» Goal: Check each line for the word "which" and report how many have it. Give nothing else.

» Task input:
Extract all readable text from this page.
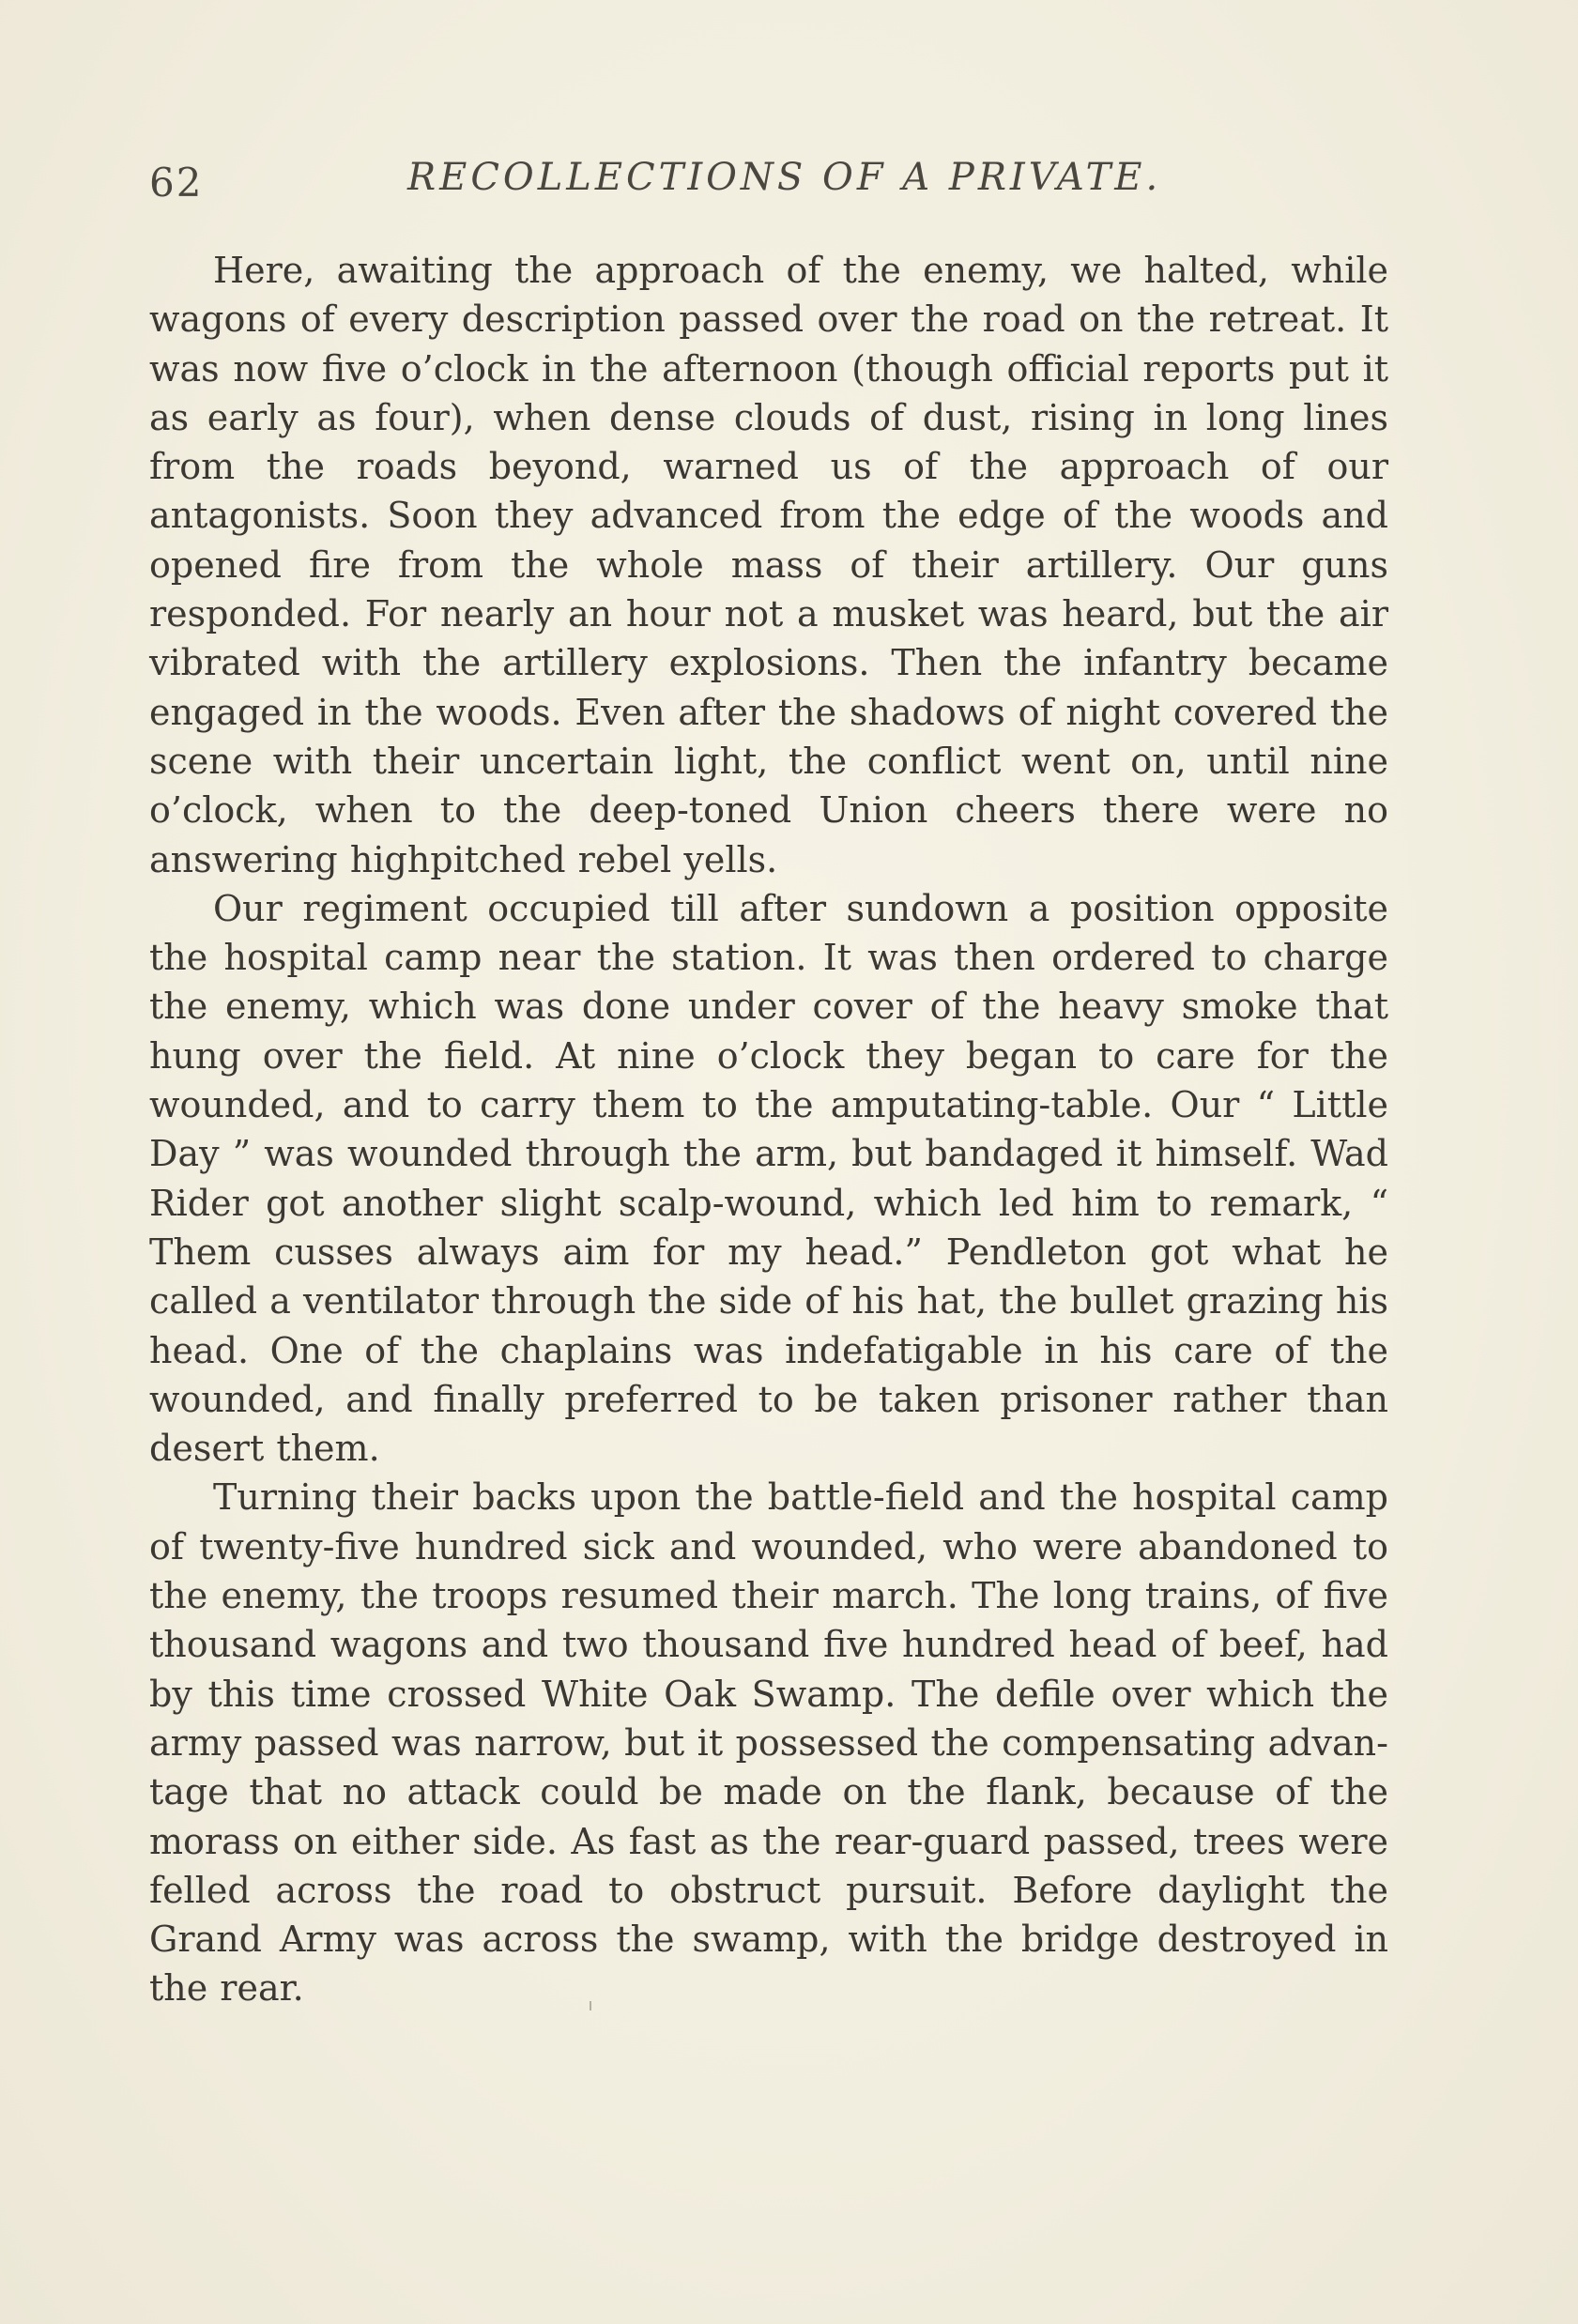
62	RECOLLECTIONS OF A PRIVATE.

Here, awaiting the approach of the enemy, we halted, while wagons of every description passed over the road on the retreat. It was now five o’clock in the afternoon (though official reports put it as early as four), when dense clouds of dust, rising in long lines from the roads beyond, warned us of the approach of our antagonists. Soon they advanced from the edge of the woods and opened fire from the whole mass of their artillery. Our guns responded. For nearly an hour not a musket was heard, but the air vibrated with the artillery explosions. Then the infantry became engaged in the woods. Even after the shadows of night covered the scene with their uncertain light, the conflict went on, until nine o’clock, when to the deep-toned Union cheers there were no answering highpitched rebel yells.

Our regiment occupied till after sundown a position opposite the hospital camp near the station. It was then ordered to charge the enemy, which was done under cover of the heavy smoke that hung over the field. At nine o’clock they began to care for the wounded, and to carry them to the amputating-table. Our “ Little Day ” was wounded through the arm, but bandaged it himself. Wad Rider got another slight scalp-wound, which led him to remark, “ Them cusses always aim for my head.” Pendleton got what he called a ventilator through the side of his hat, the bullet grazing his head. One of the chaplains was indefatigable in his care of the wounded, and finally preferred to be taken prisoner rather than desert them.

Turning their backs upon the battle-field and the hospital camp of twenty-five hundred sick and wounded, who were abandoned to the enemy, the troops resumed their march. The long trains, of five thousand wagons and two thousand five hundred head of beef, had by this time crossed White Oak Swamp. The defile over which the army passed was narrow, but it possessed the compensating advantage that no attack could be made on the flank, because of the morass on either side. As fast as the rear-guard passed, trees were felled across the road to obstruct pursuit. Before daylight the Grand Army was across the swamp, with the bridge destroyed in the rear.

» Solution to the exercise: 2